[Data records]
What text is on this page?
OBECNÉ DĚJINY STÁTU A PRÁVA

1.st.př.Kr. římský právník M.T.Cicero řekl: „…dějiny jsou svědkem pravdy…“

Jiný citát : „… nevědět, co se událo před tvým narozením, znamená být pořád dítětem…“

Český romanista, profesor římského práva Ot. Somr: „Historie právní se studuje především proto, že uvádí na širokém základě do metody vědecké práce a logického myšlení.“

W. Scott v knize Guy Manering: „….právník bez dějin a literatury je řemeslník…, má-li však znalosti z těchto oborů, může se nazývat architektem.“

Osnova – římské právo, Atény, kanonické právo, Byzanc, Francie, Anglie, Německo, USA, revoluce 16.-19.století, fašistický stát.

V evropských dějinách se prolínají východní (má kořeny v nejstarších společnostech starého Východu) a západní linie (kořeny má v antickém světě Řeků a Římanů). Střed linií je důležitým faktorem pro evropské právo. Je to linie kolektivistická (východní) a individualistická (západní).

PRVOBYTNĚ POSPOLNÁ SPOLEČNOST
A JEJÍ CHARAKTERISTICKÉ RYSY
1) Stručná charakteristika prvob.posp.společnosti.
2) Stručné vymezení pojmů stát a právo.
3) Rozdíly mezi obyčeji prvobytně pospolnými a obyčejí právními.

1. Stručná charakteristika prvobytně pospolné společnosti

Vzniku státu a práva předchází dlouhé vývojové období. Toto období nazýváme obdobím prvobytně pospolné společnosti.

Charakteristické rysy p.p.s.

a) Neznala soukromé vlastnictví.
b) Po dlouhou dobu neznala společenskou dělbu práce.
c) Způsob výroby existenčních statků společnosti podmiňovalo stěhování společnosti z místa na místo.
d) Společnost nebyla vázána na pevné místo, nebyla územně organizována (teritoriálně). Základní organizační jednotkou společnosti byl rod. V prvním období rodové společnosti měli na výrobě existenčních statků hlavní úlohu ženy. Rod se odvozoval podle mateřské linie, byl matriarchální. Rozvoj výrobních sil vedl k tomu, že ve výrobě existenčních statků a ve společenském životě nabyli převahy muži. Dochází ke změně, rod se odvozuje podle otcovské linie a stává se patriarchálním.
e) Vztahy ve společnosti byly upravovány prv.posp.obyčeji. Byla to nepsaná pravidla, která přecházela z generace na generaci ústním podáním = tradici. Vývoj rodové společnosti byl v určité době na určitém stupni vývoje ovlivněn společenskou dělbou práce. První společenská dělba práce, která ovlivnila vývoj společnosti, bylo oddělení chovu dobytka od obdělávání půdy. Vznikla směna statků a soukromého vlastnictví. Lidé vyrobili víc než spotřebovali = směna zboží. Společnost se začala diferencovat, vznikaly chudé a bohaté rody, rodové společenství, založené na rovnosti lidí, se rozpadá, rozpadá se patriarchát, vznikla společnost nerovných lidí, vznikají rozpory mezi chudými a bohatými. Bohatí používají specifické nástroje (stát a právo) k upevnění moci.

**YOUR OBJECTIVE:** Type the material above out again, exactly.

**EXERCISE RESPONSE:**
What text is on this page?
OBECNÉ DĚJINY STÁTU A PRÁVA

1.st.př.Kr. římský právník M.T.Cicero řekl: „…dějiny jsou svědkem pravdy…“

Jiný citát : „… nevědět, co se událo před tvým narozením, znamená být pořád dítětem…“

Český romanista, profesor římského práva Ot. Somr: „Historie právní se studuje především proto, že uvádí na širokém základě do metody vědecké práce a logického myšlení.“

W. Scott v knize Guy Manering: „….právník bez dějin a literatury je řemeslník…, má-li však znalosti z těchto oborů, může se nazývat architektem.“

Osnova – římské právo, Atény, kanonické právo, Byzanc, Francie, Anglie, Německo, USA, revoluce 16.-19.století, fašistický stát.

V evropských dějinách se prolínají východní (má kořeny v nejstarších společnostech starého Východu) a západní linie (kořeny má v antickém světě Řeků a Římanů). Střed linií je důležitým faktorem pro evropské právo. Je to linie kolektivistická (východní) a individualistická (západní).

PRVOBYTNĚ POSPOLNÁ SPOLEČNOST
A JEJÍ CHARAKTERISTICKÉ RYSY
1) Stručná charakteristika prvob.posp.společnosti.
2) Stručné vymezení pojmů stát a právo.
3) Rozdíly mezi obyčeji prvobytně pospolnými a obyčejí právními.

1. Stručná charakteristika prvobytně pospolné společnosti

Vzniku státu a práva předchází dlouhé vývojové období. Toto období nazýváme obdobím prvobytně pospolné společnosti.

Charakteristické rysy p.p.s.

a) Neznala soukromé vlastnictví.
b) Po dlouhou dobu neznala společenskou dělbu práce.
c) Způsob výroby existenčních statků společnosti podmiňovalo stěhování společnosti z místa na místo.
d) Společnost nebyla vázána na pevné místo, nebyla územně organizována (teritoriálně). Základní organizační jednotkou společnosti byl rod. V prvním období rodové společnosti měli na výrobě existenčních statků hlavní úlohu ženy. Rod se odvozoval podle mateřské linie, byl matriarchální. Rozvoj výrobních sil vedl k tomu, že ve výrobě existenčních statků a ve společenském životě nabyli převahy muži. Dochází ke změně, rod se odvozuje podle otcovské linie a stává se patriarchálním.
e) Vztahy ve společnosti byly upravovány prv.posp.obyčeji. Byla to nepsaná pravidla, která přecházela z generace na generaci ústním podáním = tradici. Vývoj rodové společnosti byl v určité době na určitém stupni vývoje ovlivněn společenskou dělbou práce. První společenská dělba práce, která ovlivnila vývoj společnosti, bylo oddělení chovu dobytka od obdělávání půdy. Vznikla směna statků a soukromého vlastnictví. Lidé vyrobili víc než spotřebovali = směna zboží. Společnost se začala diferencovat, vznikaly chudé a bohaté rody, rodové společenství, založené na rovnosti lidí, se rozpadá, rozpadá se patriarchát, vznikla společnost nerovných lidí, vznikají rozpory mezi chudými a bohatými. Bohatí používají specifické nástroje (stát a právo) k upevnění moci.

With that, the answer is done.